This issue has had a high profile in the UK partly as a result of the Jamie’s School Dinners television programme originally broadcast in 2005. The programme raised awareness about the poor nutritional content of school meals and children’s preference for foods that are high in energy, fat, sugar and salt. Celebrity chef Jamie Oliver worked with staff and students in UK schools to improve the nutritional content of school meals and began a national campaign to highlight the importance of nutrition for children’s well-being and to improve the nutritional quality of food offered in schools.5 The UK government increased funding for school meals and instituted an agency to advise schools on nutritional standards.6 Staff in schools that managed to improve the nutritional content of their meals reported improvements in students’ behaviour in the classroom that they felt was related to the change in diet.7

Via their effects on cognition, behaviour and physical health, the foods children eat have the potential to impact upon engagement in school and consequent attainment. Previous research on breakfast has focused on the short-term effects of nutrition on cognition and behaviour for children.810 There is also evidence that early diet affects children’s ability to think and perform in the long term.1113 This suggests that appropriate early childhood diets can be important for subsequent school outcomes. However, we are unaware of any studies linking early nutrition specifically to later school attainment.

This paper addresses two research questions. First, what is the relative importance of early diet versus later diet in predicting school attainment? Second, spurred by the recent debate about the role of schools in determining what children eat and research showing that, on average, the nutritional content of school meals is superior to that of packed lunches, we ask: does school attainment differ between children who eat packed lunches and children who eat school meals, conditioned on their pre-school dietary patterns?14


Data and sample

The Avon Longitudinal Study of Parents and Children (ALSPAC) is an ongoing population-based study designed to investigate the effects of environmental, genetic and other influences on the health and development of children.15 Eligible participants were pregnant women resident in the former Avon health authority in South West England who were expected to deliver between 1 April 1991 and 31 December 1992. A cohort of 14 541 pregnant women were recruited resulting in 13 988 children (alive at 12 months old). Self-completion questionnaires were administered to the mothers during pregnancy and at various ages of the child. Ethical approval for the study was obtained from the ALSPAC Law and Ethics Committee and the Local Research Ethics Committees.

Outcome variable: school attainment

In the UK, each member country (England, Wales, Scotland and Northern Ireland) sets standards for what children should be taught at particular ages or Key Stage (KS). Children are then assessed for their attainment of the set curricula at each age or stage. KS scores obtained from the relevant education authorities in the National Pupil Database (NPD) were matched to the ALSPAC data. We used the Key Stage 2 (KS2) results for English, maths and science, administered when children are 10–11 years old, to assess school attainment.

Information:
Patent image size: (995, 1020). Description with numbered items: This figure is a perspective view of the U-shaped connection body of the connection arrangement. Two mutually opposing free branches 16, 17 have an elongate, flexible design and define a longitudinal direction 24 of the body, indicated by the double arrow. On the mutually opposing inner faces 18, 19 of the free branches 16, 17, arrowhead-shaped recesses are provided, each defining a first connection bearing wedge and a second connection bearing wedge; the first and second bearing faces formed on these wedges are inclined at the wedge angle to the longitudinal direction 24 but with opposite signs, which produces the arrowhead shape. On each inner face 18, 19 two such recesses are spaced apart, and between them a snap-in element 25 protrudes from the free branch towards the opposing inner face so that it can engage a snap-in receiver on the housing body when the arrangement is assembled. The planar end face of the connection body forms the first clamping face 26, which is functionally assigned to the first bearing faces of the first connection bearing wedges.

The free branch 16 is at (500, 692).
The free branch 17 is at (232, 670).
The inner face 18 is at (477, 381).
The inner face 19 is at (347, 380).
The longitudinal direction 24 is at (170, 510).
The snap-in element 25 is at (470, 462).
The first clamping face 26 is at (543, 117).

Task list:
• A. Name every country the passage on school meals and attainment lists as a member country of the UK.
• B. Reproduce everything in the passage on school meals and attainment from "Data and sample" down to "Research Ethics Committees.".

List of solutions:
• A. England, Wales, Scotland, Northern Ireland

• B.
Data and sample

The Avon Longitudinal Study of Parents and Children (ALSPAC) is an ongoing population-based study designed to investigate the effects of environmental, genetic and other influences on the health and development of children.15 Eligible participants were pregnant women resident in the former Avon health authority in South West England who were expected to deliver between 1 April 1991 and 31 December 1992. A cohort of 14 541 pregnant women were recruited resulting in 13 988 children (alive at 12 months old). Self-completion questionnaires were administered to the mothers during pregnancy and at various ages of the child. Ethical approval for the study was obtained from the ALSPAC Law and Ethics Committee and the Local Research Ethics Committees.